Reproduce every line of the records below word for word, without changing anything.

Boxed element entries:

= = =

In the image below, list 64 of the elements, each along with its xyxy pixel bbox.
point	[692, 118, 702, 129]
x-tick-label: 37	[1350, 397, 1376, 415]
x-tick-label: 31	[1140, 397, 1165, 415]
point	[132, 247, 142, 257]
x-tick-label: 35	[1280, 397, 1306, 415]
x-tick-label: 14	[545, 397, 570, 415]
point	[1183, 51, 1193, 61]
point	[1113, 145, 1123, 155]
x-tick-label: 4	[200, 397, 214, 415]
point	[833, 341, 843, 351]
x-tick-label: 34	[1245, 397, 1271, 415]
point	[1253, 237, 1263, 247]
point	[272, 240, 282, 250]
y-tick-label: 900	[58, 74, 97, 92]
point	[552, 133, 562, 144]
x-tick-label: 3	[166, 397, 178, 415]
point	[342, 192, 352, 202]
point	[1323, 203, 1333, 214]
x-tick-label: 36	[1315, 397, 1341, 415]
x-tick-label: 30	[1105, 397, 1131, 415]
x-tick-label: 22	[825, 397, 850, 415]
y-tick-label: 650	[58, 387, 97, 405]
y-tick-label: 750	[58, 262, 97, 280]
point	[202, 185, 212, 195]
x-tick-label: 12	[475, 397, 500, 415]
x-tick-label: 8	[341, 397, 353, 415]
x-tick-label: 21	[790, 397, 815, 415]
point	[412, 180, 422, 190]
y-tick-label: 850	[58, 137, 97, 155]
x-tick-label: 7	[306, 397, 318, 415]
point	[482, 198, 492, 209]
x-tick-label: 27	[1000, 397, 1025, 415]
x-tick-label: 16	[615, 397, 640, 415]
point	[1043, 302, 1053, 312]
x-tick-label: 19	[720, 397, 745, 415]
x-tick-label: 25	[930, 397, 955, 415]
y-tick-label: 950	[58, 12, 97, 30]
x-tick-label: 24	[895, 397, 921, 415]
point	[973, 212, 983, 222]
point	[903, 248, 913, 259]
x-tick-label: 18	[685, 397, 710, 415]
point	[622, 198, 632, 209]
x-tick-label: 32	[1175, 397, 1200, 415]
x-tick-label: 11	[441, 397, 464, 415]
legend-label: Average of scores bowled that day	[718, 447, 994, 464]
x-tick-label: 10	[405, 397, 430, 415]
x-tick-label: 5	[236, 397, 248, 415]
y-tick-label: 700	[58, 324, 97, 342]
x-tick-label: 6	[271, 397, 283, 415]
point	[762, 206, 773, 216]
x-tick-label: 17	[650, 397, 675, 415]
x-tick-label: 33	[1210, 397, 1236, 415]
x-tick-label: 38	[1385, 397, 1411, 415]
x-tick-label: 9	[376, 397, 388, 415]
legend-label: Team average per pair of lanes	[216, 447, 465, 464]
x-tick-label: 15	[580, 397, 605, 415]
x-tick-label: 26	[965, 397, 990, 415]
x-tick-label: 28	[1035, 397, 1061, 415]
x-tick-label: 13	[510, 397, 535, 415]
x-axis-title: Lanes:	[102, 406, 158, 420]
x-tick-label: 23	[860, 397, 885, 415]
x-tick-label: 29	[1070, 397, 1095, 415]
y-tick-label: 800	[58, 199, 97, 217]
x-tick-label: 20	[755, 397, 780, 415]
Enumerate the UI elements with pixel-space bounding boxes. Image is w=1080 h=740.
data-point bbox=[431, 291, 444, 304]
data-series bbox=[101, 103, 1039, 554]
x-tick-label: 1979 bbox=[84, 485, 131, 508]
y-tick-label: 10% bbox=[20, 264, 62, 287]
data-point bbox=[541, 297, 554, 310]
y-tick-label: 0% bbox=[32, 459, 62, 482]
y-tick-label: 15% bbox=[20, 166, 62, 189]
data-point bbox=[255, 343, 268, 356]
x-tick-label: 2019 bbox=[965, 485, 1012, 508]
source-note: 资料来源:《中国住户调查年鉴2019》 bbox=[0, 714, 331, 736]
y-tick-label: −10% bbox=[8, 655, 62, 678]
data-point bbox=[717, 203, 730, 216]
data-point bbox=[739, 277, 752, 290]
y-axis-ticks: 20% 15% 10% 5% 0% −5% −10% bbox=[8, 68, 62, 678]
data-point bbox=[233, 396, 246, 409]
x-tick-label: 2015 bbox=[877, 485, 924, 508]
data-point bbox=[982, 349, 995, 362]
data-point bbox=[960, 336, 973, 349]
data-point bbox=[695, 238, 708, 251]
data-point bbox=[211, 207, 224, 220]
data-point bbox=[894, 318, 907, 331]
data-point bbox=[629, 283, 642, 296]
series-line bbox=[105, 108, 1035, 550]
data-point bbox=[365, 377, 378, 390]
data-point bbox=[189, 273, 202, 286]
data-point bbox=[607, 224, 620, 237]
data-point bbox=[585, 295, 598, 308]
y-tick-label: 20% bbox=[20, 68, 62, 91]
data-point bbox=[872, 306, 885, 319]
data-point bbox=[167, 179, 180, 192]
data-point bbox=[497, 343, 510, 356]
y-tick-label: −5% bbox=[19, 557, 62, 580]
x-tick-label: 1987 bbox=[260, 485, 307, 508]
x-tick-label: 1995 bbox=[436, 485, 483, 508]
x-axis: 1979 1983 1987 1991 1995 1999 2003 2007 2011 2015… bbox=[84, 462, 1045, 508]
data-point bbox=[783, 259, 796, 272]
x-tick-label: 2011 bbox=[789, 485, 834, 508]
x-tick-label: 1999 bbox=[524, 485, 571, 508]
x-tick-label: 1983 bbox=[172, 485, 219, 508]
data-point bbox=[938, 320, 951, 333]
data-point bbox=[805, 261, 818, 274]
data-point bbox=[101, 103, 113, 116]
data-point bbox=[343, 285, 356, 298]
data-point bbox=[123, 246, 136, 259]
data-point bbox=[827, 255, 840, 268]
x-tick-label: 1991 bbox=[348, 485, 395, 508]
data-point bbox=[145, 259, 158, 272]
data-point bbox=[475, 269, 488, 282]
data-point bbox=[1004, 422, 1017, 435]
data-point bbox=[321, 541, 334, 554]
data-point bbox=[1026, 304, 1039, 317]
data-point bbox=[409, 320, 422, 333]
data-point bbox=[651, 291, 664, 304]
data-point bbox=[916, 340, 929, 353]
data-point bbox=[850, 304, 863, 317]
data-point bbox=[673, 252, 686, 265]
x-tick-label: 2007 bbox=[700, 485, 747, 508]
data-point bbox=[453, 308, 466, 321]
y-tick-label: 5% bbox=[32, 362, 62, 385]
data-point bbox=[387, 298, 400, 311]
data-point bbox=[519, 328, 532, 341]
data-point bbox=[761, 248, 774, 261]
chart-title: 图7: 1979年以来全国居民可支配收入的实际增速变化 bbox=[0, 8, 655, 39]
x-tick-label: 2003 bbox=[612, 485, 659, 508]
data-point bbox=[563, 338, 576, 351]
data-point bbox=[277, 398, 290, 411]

= = =

# In response:
In the image below, list 64 of the elements, each along with its xyxy pixel bbox.
point	[692, 118, 702, 129]
x-tick-label: 37	[1350, 397, 1376, 415]
x-tick-label: 31	[1140, 397, 1165, 415]
point	[132, 247, 142, 257]
x-tick-label: 35	[1280, 397, 1306, 415]
x-tick-label: 14	[545, 397, 570, 415]
point	[1183, 51, 1193, 61]
point	[1113, 145, 1123, 155]
x-tick-label: 4	[200, 397, 214, 415]
point	[833, 341, 843, 351]
x-tick-label: 34	[1245, 397, 1271, 415]
point	[1253, 237, 1263, 247]
point	[272, 240, 282, 250]
y-tick-label: 900	[58, 74, 97, 92]
point	[552, 133, 562, 144]
x-tick-label: 3	[166, 397, 178, 415]
point	[342, 192, 352, 202]
point	[1323, 203, 1333, 214]
x-tick-label: 36	[1315, 397, 1341, 415]
x-tick-label: 30	[1105, 397, 1131, 415]
x-tick-label: 22	[825, 397, 850, 415]
y-tick-label: 650	[58, 387, 97, 405]
y-tick-label: 750	[58, 262, 97, 280]
point	[202, 185, 212, 195]
x-tick-label: 12	[475, 397, 500, 415]
x-tick-label: 8	[341, 397, 353, 415]
x-tick-label: 21	[790, 397, 815, 415]
point	[412, 180, 422, 190]
y-tick-label: 850	[58, 137, 97, 155]
x-tick-label: 7	[306, 397, 318, 415]
point	[482, 198, 492, 209]
x-tick-label: 27	[1000, 397, 1025, 415]
x-tick-label: 16	[615, 397, 640, 415]
point	[1043, 302, 1053, 312]
x-tick-label: 19	[720, 397, 745, 415]
x-tick-label: 25	[930, 397, 955, 415]
y-tick-label: 950	[58, 12, 97, 30]
x-tick-label: 24	[895, 397, 921, 415]
point	[973, 212, 983, 222]
point	[903, 248, 913, 259]
x-tick-label: 18	[685, 397, 710, 415]
point	[622, 198, 632, 209]
x-tick-label: 32	[1175, 397, 1200, 415]
x-tick-label: 11	[441, 397, 464, 415]
legend-label: Average of scores bowled that day	[718, 447, 994, 464]
x-tick-label: 10	[405, 397, 430, 415]
x-tick-label: 5	[236, 397, 248, 415]
y-tick-label: 700	[58, 324, 97, 342]
x-tick-label: 6	[271, 397, 283, 415]
point	[762, 206, 773, 216]
x-tick-label: 17	[650, 397, 675, 415]
x-tick-label: 33	[1210, 397, 1236, 415]
x-tick-label: 38	[1385, 397, 1411, 415]
x-tick-label: 9	[376, 397, 388, 415]
legend-label: Team average per pair of lanes	[216, 447, 465, 464]
x-tick-label: 15	[580, 397, 605, 415]
x-tick-label: 26	[965, 397, 990, 415]
x-tick-label: 28	[1035, 397, 1061, 415]
x-tick-label: 13	[510, 397, 535, 415]
x-axis-title: Lanes:	[102, 406, 158, 420]
x-tick-label: 23	[860, 397, 885, 415]
x-tick-label: 29	[1070, 397, 1095, 415]
y-tick-label: 800	[58, 199, 97, 217]
x-tick-label: 20	[755, 397, 780, 415]
Enumerate the UI elements with pixel-space bounding boxes. Image is w=1080 h=740.
data-point bbox=[431, 291, 444, 304]
data-series bbox=[101, 103, 1039, 554]
x-tick-label: 1979 bbox=[84, 485, 131, 508]
y-tick-label: 10% bbox=[20, 264, 62, 287]
data-point bbox=[541, 297, 554, 310]
y-tick-label: 0% bbox=[32, 459, 62, 482]
y-tick-label: 15% bbox=[20, 166, 62, 189]
data-point bbox=[255, 343, 268, 356]
x-tick-label: 2019 bbox=[965, 485, 1012, 508]
source-note: 资料来源:《中国住户调查年鉴2019》 bbox=[0, 714, 331, 736]
y-tick-label: −10% bbox=[8, 655, 62, 678]
data-point bbox=[717, 203, 730, 216]
data-point bbox=[739, 277, 752, 290]
y-axis-ticks: 20% 15% 10% 5% 0% −5% −10% bbox=[8, 68, 62, 678]
data-point bbox=[233, 396, 246, 409]
x-tick-label: 2015 bbox=[877, 485, 924, 508]
data-point bbox=[982, 349, 995, 362]
data-point bbox=[960, 336, 973, 349]
data-point bbox=[695, 238, 708, 251]
data-point bbox=[211, 207, 224, 220]
data-point bbox=[894, 318, 907, 331]
data-point bbox=[629, 283, 642, 296]
series-line bbox=[105, 108, 1035, 550]
data-point bbox=[365, 377, 378, 390]
data-point bbox=[189, 273, 202, 286]
data-point bbox=[607, 224, 620, 237]
data-point bbox=[585, 295, 598, 308]
y-tick-label: 20% bbox=[20, 68, 62, 91]
data-point bbox=[872, 306, 885, 319]
data-point bbox=[167, 179, 180, 192]
data-point bbox=[497, 343, 510, 356]
y-tick-label: −5% bbox=[19, 557, 62, 580]
x-tick-label: 1987 bbox=[260, 485, 307, 508]
x-tick-label: 1995 bbox=[436, 485, 483, 508]
x-axis: 1979 1983 1987 1991 1995 1999 2003 2007 2011 2015… bbox=[84, 462, 1045, 508]
data-point bbox=[783, 259, 796, 272]
x-tick-label: 2011 bbox=[789, 485, 834, 508]
x-tick-label: 1999 bbox=[524, 485, 571, 508]
x-tick-label: 1983 bbox=[172, 485, 219, 508]
data-point bbox=[938, 320, 951, 333]
data-point bbox=[805, 261, 818, 274]
data-point bbox=[101, 103, 113, 116]
data-point bbox=[343, 285, 356, 298]
data-point bbox=[123, 246, 136, 259]
data-point bbox=[827, 255, 840, 268]
x-tick-label: 1991 bbox=[348, 485, 395, 508]
data-point bbox=[145, 259, 158, 272]
data-point bbox=[475, 269, 488, 282]
data-point bbox=[1004, 422, 1017, 435]
data-point bbox=[321, 541, 334, 554]
data-point bbox=[1026, 304, 1039, 317]
data-point bbox=[409, 320, 422, 333]
data-point bbox=[651, 291, 664, 304]
data-point bbox=[916, 340, 929, 353]
data-point bbox=[850, 304, 863, 317]
data-point bbox=[673, 252, 686, 265]
x-tick-label: 2007 bbox=[700, 485, 747, 508]
data-point bbox=[453, 308, 466, 321]
y-tick-label: 5% bbox=[32, 362, 62, 385]
data-point bbox=[387, 298, 400, 311]
data-point bbox=[519, 328, 532, 341]
data-point bbox=[761, 248, 774, 261]
chart-title: 图7: 1979年以来全国居民可支配收入的实际增速变化 bbox=[0, 8, 655, 39]
x-tick-label: 2003 bbox=[612, 485, 659, 508]
data-point bbox=[563, 338, 576, 351]
data-point bbox=[277, 398, 290, 411]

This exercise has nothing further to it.